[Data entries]
************

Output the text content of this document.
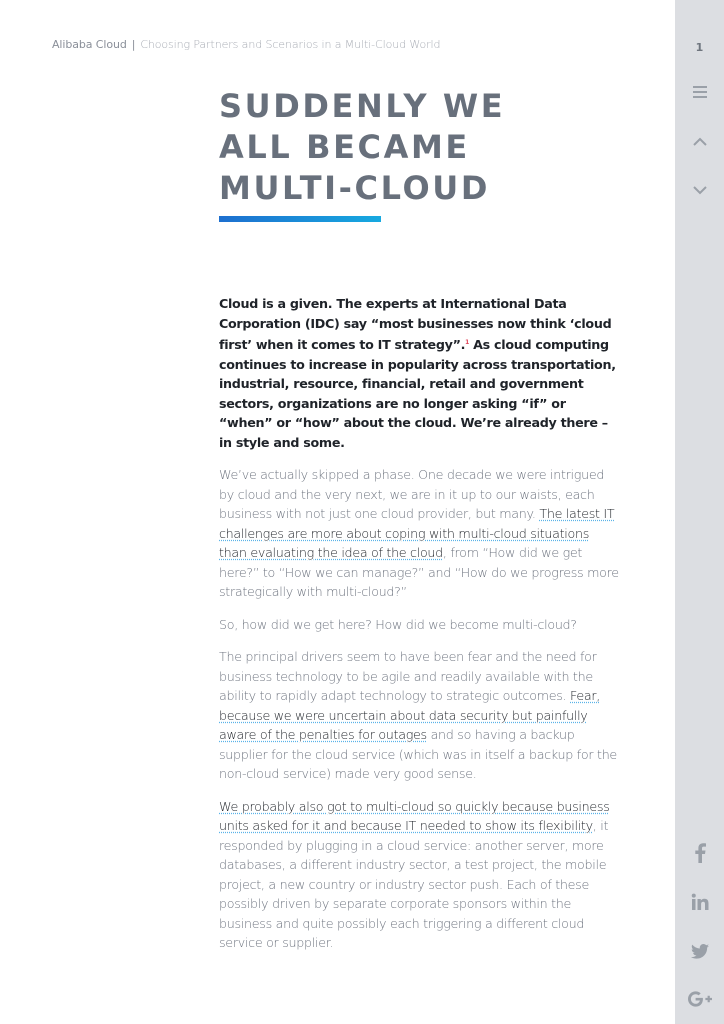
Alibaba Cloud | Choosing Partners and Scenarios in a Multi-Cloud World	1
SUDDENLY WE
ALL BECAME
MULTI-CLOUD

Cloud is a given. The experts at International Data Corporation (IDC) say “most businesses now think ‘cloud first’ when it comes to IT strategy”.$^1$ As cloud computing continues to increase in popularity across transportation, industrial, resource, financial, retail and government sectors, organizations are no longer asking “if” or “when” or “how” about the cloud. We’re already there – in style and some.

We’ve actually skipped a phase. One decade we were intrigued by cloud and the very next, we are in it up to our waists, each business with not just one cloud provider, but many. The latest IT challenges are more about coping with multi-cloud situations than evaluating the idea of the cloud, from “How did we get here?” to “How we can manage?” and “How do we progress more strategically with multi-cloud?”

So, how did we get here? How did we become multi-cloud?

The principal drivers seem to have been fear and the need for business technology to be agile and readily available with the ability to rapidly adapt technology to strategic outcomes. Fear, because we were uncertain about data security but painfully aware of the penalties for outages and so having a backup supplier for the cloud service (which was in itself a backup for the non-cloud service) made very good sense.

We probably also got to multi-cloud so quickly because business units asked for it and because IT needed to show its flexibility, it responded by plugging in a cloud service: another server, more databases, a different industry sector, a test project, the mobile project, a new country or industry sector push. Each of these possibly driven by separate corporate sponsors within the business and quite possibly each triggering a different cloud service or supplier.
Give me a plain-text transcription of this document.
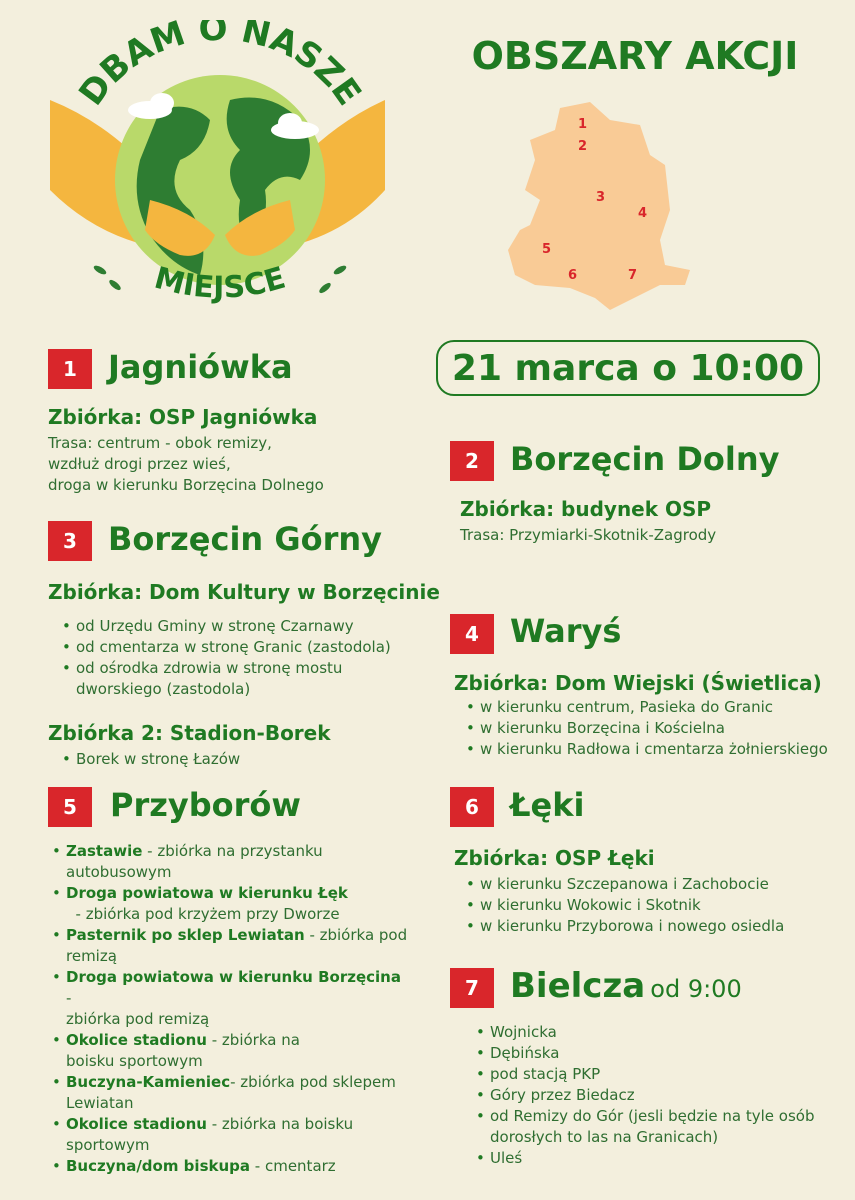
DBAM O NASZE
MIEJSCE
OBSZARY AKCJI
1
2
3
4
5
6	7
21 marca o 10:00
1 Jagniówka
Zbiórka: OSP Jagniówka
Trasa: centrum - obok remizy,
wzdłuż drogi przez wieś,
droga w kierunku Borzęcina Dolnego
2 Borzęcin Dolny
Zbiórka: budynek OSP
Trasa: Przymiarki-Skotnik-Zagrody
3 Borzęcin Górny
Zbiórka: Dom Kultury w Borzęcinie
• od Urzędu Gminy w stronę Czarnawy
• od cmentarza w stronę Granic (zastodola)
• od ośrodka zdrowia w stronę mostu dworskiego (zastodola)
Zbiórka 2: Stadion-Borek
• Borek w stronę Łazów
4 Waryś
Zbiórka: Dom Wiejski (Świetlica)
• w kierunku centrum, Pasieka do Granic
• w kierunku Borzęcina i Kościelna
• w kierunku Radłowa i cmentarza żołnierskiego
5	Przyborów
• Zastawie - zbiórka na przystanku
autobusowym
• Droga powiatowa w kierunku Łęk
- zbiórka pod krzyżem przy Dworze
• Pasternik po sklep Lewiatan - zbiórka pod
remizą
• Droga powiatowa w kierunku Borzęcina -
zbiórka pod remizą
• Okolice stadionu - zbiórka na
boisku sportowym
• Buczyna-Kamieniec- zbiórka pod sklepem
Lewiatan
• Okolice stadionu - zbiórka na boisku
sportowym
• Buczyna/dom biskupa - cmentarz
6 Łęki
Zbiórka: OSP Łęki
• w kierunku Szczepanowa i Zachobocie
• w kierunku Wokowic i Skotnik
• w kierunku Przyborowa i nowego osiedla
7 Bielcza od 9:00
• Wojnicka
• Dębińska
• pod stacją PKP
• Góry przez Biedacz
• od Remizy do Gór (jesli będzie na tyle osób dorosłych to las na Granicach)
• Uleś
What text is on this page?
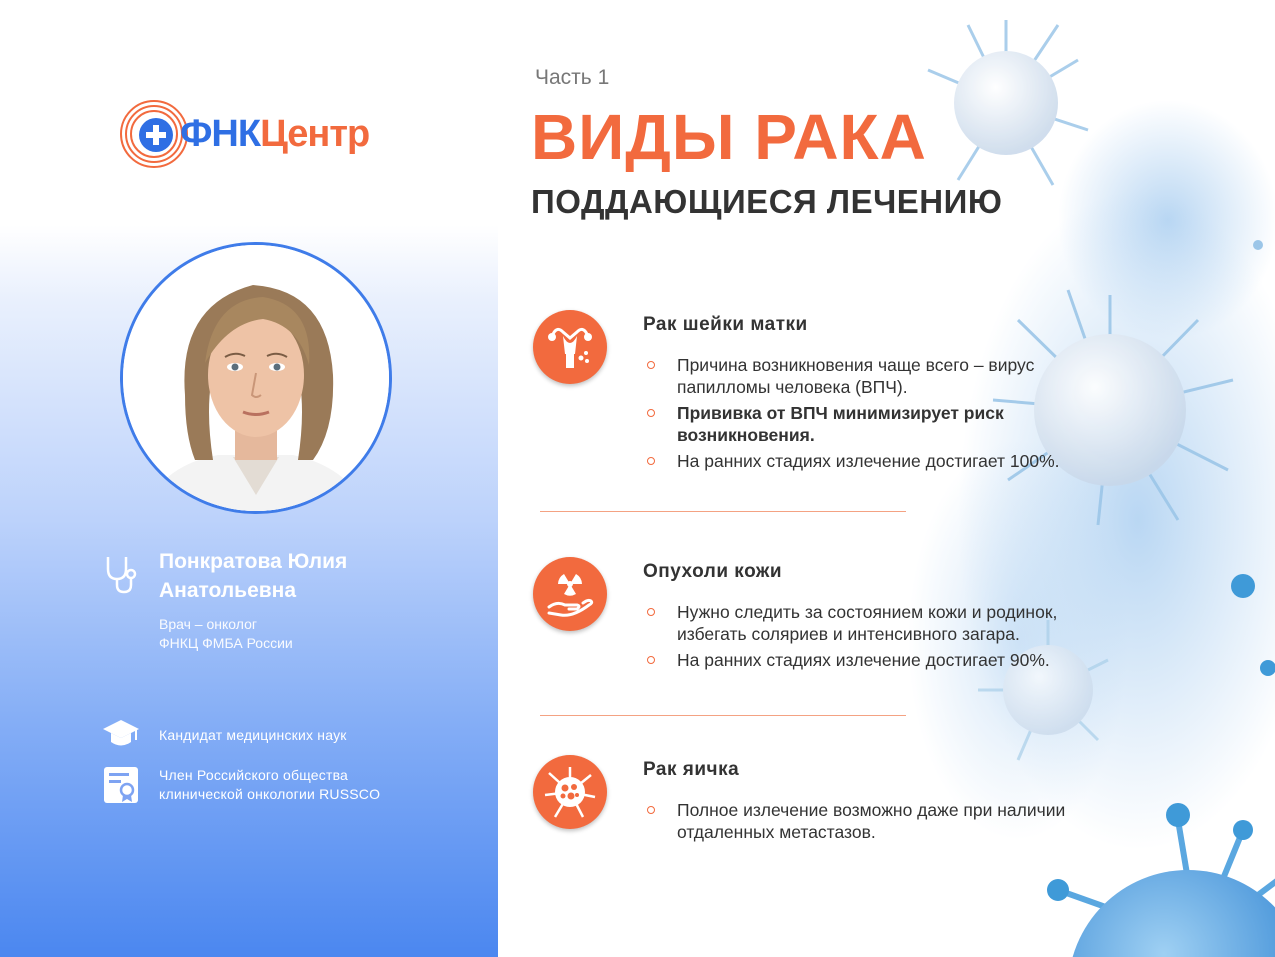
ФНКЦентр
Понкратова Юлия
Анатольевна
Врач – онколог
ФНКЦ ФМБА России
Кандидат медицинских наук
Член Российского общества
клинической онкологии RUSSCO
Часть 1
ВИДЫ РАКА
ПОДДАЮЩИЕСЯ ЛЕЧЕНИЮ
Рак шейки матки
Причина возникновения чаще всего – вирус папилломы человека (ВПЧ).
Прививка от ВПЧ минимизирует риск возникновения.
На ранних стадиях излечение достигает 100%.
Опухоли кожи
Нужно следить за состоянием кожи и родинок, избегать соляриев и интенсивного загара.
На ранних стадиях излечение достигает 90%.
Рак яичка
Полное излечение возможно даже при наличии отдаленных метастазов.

************

» **WHAT TO WORK ON**
Copy all the lines of data exactly as they appear, dropping any images.

» **EXPECTED OUTPUT**
Output the text content of this document.
Alibaba Cloud | Choosing Partners and Scenarios in a Multi-Cloud World	1
SUDDENLY WE
ALL BECAME
MULTI-CLOUD

Cloud is a given. The experts at International Data Corporation (IDC) say “most businesses now think ‘cloud first’ when it comes to IT strategy”.$^1$ As cloud computing continues to increase in popularity across transportation, industrial, resource, financial, retail and government sectors, organizations are no longer asking “if” or “when” or “how” about the cloud. We’re already there – in style and some.

We’ve actually skipped a phase. One decade we were intrigued by cloud and the very next, we are in it up to our waists, each business with not just one cloud provider, but many. The latest IT challenges are more about coping with multi-cloud situations than evaluating the idea of the cloud, from “How did we get here?” to “How we can manage?” and “How do we progress more strategically with multi-cloud?”

So, how did we get here? How did we become multi-cloud?

The principal drivers seem to have been fear and the need for business technology to be agile and readily available with the ability to rapidly adapt technology to strategic outcomes. Fear, because we were uncertain about data security but painfully aware of the penalties for outages and so having a backup supplier for the cloud service (which was in itself a backup for the non-cloud service) made very good sense.

We probably also got to multi-cloud so quickly because business units asked for it and because IT needed to show its flexibility, it responded by plugging in a cloud service: another server, more databases, a different industry sector, a test project, the mobile project, a new country or industry sector push. Each of these possibly driven by separate corporate sponsors within the business and quite possibly each triggering a different cloud service or supplier.
Give me a plain-text transcription of this document.
DBAM O NASZE
MIEJSCE
OBSZARY AKCJI
1
2
3
4
5
6	7
21 marca o 10:00
1 Jagniówka
Zbiórka: OSP Jagniówka
Trasa: centrum - obok remizy,
wzdłuż drogi przez wieś,
droga w kierunku Borzęcina Dolnego
2 Borzęcin Dolny
Zbiórka: budynek OSP
Trasa: Przymiarki-Skotnik-Zagrody
3 Borzęcin Górny
Zbiórka: Dom Kultury w Borzęcinie
• od Urzędu Gminy w stronę Czarnawy
• od cmentarza w stronę Granic (zastodola)
• od ośrodka zdrowia w stronę mostu dworskiego (zastodola)
Zbiórka 2: Stadion-Borek
• Borek w stronę Łazów
4 Waryś
Zbiórka: Dom Wiejski (Świetlica)
• w kierunku centrum, Pasieka do Granic
• w kierunku Borzęcina i Kościelna
• w kierunku Radłowa i cmentarza żołnierskiego
5	Przyborów
• Zastawie - zbiórka na przystanku
autobusowym
• Droga powiatowa w kierunku Łęk
- zbiórka pod krzyżem przy Dworze
• Pasternik po sklep Lewiatan - zbiórka pod
remizą
• Droga powiatowa w kierunku Borzęcina -
zbiórka pod remizą
• Okolice stadionu - zbiórka na
boisku sportowym
• Buczyna-Kamieniec- zbiórka pod sklepem
Lewiatan
• Okolice stadionu - zbiórka na boisku
sportowym
• Buczyna/dom biskupa - cmentarz
6 Łęki
Zbiórka: OSP Łęki
• w kierunku Szczepanowa i Zachobocie
• w kierunku Wokowic i Skotnik
• w kierunku Przyborowa i nowego osiedla
7 Bielcza od 9:00
• Wojnicka
• Dębińska
• pod stacją PKP
• Góry przez Biedacz
• od Remizy do Gór (jesli będzie na tyle osób dorosłych to las na Granicach)
• Uleś
What text is on this page?
ФНКЦентр
Понкратова Юлия
Анатольевна
Врач – онколог
ФНКЦ ФМБА России
Кандидат медицинских наук
Член Российского общества
клинической онкологии RUSSCO
Часть 1
ВИДЫ РАКА
ПОДДАЮЩИЕСЯ ЛЕЧЕНИЮ
Рак шейки матки
Причина возникновения чаще всего – вирус папилломы человека (ВПЧ).
Прививка от ВПЧ минимизирует риск возникновения.
На ранних стадиях излечение достигает 100%.
Опухоли кожи
Нужно следить за состоянием кожи и родинок, избегать соляриев и интенсивного загара.
На ранних стадиях излечение достигает 90%.
Рак яичка
Полное излечение возможно даже при наличии отдаленных метастазов.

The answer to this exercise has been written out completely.